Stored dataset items
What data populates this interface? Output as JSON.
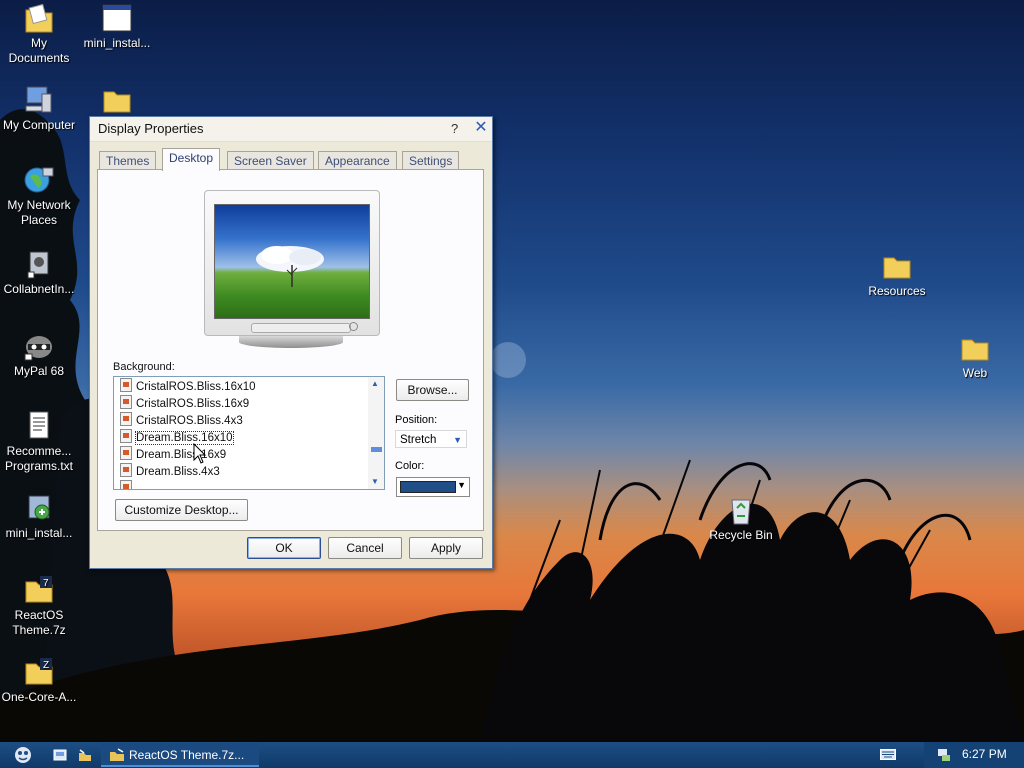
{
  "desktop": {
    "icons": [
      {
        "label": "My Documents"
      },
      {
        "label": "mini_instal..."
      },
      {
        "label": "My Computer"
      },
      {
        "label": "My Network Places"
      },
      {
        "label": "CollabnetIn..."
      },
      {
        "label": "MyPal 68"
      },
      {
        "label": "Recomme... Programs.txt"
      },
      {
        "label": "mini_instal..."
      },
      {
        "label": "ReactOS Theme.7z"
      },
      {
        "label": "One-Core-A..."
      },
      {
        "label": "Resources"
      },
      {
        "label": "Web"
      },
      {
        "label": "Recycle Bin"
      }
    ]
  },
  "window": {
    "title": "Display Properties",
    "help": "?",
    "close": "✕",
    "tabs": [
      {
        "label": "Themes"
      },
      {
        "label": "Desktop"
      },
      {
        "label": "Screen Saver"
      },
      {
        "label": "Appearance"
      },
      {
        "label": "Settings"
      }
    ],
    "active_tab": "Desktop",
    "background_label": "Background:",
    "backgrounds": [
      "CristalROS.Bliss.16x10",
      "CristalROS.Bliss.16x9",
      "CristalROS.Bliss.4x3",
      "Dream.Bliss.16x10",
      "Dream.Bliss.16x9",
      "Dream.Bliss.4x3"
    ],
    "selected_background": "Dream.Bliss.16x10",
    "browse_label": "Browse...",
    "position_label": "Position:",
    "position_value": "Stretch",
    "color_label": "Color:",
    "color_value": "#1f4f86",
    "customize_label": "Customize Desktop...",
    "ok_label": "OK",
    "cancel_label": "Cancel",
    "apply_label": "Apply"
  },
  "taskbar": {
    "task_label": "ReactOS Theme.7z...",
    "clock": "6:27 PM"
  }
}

==

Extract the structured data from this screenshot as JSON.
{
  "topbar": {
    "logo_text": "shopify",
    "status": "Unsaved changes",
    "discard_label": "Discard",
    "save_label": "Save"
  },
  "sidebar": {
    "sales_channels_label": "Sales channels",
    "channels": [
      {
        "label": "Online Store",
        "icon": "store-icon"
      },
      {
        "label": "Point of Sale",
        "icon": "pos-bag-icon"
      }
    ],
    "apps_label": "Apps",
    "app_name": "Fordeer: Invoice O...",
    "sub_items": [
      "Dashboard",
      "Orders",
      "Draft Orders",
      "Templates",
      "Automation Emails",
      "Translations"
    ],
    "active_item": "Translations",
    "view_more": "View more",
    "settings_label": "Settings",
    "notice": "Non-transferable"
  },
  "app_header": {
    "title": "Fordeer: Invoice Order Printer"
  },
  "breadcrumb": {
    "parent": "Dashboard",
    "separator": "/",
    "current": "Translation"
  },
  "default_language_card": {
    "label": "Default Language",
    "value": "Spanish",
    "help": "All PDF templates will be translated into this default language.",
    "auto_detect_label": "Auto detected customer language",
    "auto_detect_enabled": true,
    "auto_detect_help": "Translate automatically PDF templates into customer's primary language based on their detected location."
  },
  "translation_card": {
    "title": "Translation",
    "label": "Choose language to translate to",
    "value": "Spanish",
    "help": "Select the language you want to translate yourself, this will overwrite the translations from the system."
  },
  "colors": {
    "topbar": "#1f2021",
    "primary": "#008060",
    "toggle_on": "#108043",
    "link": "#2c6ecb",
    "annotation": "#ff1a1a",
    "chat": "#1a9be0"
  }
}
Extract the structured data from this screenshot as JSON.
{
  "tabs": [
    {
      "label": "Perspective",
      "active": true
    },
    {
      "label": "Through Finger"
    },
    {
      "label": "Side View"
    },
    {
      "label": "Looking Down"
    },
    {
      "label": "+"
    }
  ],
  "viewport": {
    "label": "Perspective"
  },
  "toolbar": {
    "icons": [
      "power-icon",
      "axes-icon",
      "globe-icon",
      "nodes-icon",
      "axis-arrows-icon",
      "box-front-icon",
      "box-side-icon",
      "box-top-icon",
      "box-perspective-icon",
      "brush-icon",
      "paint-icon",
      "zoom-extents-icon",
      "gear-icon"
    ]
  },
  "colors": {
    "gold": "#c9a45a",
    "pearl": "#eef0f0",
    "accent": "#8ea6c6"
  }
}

**Given exercise**
Gather every line from the listing above in which the word "Fordeer" appears.

**Correct output**
    "app_name": "Fordeer: Invoice O...",
    "title": "Fordeer: Invoice Order Printer"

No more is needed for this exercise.